Figure dataset records:
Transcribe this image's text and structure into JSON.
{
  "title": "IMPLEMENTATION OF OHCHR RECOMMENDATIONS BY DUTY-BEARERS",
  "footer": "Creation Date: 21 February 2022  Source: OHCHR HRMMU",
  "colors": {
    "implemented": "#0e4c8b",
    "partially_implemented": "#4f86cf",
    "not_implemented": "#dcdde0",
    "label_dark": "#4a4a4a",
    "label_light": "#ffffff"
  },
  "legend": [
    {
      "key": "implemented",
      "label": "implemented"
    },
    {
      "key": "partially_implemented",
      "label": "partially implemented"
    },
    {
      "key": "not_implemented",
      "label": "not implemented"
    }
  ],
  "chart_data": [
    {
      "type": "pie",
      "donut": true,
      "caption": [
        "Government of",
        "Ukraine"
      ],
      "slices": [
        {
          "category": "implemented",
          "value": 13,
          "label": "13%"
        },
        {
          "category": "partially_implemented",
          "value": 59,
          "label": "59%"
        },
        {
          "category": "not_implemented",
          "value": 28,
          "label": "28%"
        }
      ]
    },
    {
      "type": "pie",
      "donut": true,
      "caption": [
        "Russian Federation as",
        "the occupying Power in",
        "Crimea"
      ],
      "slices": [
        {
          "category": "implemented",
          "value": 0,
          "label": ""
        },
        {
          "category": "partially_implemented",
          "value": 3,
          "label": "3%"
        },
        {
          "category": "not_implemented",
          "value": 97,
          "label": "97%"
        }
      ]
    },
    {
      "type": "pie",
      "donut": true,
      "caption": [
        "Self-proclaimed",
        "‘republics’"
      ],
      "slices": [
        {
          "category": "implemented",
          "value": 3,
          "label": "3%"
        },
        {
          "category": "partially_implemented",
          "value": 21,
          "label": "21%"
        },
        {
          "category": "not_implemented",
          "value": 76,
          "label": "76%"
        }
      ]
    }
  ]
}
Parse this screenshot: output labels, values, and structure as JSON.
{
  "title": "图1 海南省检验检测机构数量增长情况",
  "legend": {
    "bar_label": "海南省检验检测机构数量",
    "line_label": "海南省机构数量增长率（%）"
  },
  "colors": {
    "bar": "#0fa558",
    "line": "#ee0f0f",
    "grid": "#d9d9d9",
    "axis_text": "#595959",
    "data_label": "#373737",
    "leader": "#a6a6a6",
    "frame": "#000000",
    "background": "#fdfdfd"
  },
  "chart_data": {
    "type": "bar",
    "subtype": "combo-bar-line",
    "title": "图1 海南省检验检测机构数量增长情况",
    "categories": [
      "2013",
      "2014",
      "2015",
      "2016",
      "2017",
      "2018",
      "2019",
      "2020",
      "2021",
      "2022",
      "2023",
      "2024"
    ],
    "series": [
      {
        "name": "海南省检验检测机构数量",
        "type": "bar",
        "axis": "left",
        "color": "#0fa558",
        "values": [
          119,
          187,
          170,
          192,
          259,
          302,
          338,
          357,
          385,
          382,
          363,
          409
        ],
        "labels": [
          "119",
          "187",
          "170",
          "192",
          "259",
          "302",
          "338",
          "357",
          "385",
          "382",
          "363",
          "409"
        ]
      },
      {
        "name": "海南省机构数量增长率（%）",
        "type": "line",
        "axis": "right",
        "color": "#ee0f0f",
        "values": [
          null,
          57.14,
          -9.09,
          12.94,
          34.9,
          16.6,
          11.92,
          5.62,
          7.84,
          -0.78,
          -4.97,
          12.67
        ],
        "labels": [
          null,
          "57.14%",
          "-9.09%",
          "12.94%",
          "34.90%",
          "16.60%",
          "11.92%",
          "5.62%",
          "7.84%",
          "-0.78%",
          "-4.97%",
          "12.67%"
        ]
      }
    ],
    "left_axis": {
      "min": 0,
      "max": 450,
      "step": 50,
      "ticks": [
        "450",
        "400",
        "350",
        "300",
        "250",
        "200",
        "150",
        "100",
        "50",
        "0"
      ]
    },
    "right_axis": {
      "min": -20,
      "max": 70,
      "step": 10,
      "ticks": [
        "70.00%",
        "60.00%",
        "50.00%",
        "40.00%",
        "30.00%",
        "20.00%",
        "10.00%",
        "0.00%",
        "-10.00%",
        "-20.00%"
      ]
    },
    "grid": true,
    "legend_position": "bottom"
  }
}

[Objective] Quote every line of the data, word for word.

[Complete output]
Transcribe this image's text and structure into JSON.
{
  "title": "IMPLEMENTATION OF OHCHR RECOMMENDATIONS BY DUTY-BEARERS",
  "footer": "Creation Date: 21 February 2022  Source: OHCHR HRMMU",
  "colors": {
    "implemented": "#0e4c8b",
    "partially_implemented": "#4f86cf",
    "not_implemented": "#dcdde0",
    "label_dark": "#4a4a4a",
    "label_light": "#ffffff"
  },
  "legend": [
    {
      "key": "implemented",
      "label": "implemented"
    },
    {
      "key": "partially_implemented",
      "label": "partially implemented"
    },
    {
      "key": "not_implemented",
      "label": "not implemented"
    }
  ],
  "chart_data": [
    {
      "type": "pie",
      "donut": true,
      "caption": [
        "Government of",
        "Ukraine"
      ],
      "slices": [
        {
          "category": "implemented",
          "value": 13,
          "label": "13%"
        },
        {
          "category": "partially_implemented",
          "value": 59,
          "label": "59%"
        },
        {
          "category": "not_implemented",
          "value": 28,
          "label": "28%"
        }
      ]
    },
    {
      "type": "pie",
      "donut": true,
      "caption": [
        "Russian Federation as",
        "the occupying Power in",
        "Crimea"
      ],
      "slices": [
        {
          "category": "implemented",
          "value": 0,
          "label": ""
        },
        {
          "category": "partially_implemented",
          "value": 3,
          "label": "3%"
        },
        {
          "category": "not_implemented",
          "value": 97,
          "label": "97%"
        }
      ]
    },
    {
      "type": "pie",
      "donut": true,
      "caption": [
        "Self-proclaimed",
        "‘republics’"
      ],
      "slices": [
        {
          "category": "implemented",
          "value": 3,
          "label": "3%"
        },
        {
          "category": "partially_implemented",
          "value": 21,
          "label": "21%"
        },
        {
          "category": "not_implemented",
          "value": 76,
          "label": "76%"
        }
      ]
    }
  ]
}
Parse this screenshot: output labels, values, and structure as JSON.
{
  "title": "图1 海南省检验检测机构数量增长情况",
  "legend": {
    "bar_label": "海南省检验检测机构数量",
    "line_label": "海南省机构数量增长率（%）"
  },
  "colors": {
    "bar": "#0fa558",
    "line": "#ee0f0f",
    "grid": "#d9d9d9",
    "axis_text": "#595959",
    "data_label": "#373737",
    "leader": "#a6a6a6",
    "frame": "#000000",
    "background": "#fdfdfd"
  },
  "chart_data": {
    "type": "bar",
    "subtype": "combo-bar-line",
    "title": "图1 海南省检验检测机构数量增长情况",
    "categories": [
      "2013",
      "2014",
      "2015",
      "2016",
      "2017",
      "2018",
      "2019",
      "2020",
      "2021",
      "2022",
      "2023",
      "2024"
    ],
    "series": [
      {
        "name": "海南省检验检测机构数量",
        "type": "bar",
        "axis": "left",
        "color": "#0fa558",
        "values": [
          119,
          187,
          170,
          192,
          259,
          302,
          338,
          357,
          385,
          382,
          363,
          409
        ],
        "labels": [
          "119",
          "187",
          "170",
          "192",
          "259",
          "302",
          "338",
          "357",
          "385",
          "382",
          "363",
          "409"
        ]
      },
      {
        "name": "海南省机构数量增长率（%）",
        "type": "line",
        "axis": "right",
        "color": "#ee0f0f",
        "values": [
          null,
          57.14,
          -9.09,
          12.94,
          34.9,
          16.6,
          11.92,
          5.62,
          7.84,
          -0.78,
          -4.97,
          12.67
        ],
        "labels": [
          null,
          "57.14%",
          "-9.09%",
          "12.94%",
          "34.90%",
          "16.60%",
          "11.92%",
          "5.62%",
          "7.84%",
          "-0.78%",
          "-4.97%",
          "12.67%"
        ]
      }
    ],
    "left_axis": {
      "min": 0,
      "max": 450,
      "step": 50,
      "ticks": [
        "450",
        "400",
        "350",
        "300",
        "250",
        "200",
        "150",
        "100",
        "50",
        "0"
      ]
    },
    "right_axis": {
      "min": -20,
      "max": 70,
      "step": 10,
      "ticks": [
        "70.00%",
        "60.00%",
        "50.00%",
        "40.00%",
        "30.00%",
        "20.00%",
        "10.00%",
        "0.00%",
        "-10.00%",
        "-20.00%"
      ]
    },
    "grid": true,
    "legend_position": "bottom"
  }
}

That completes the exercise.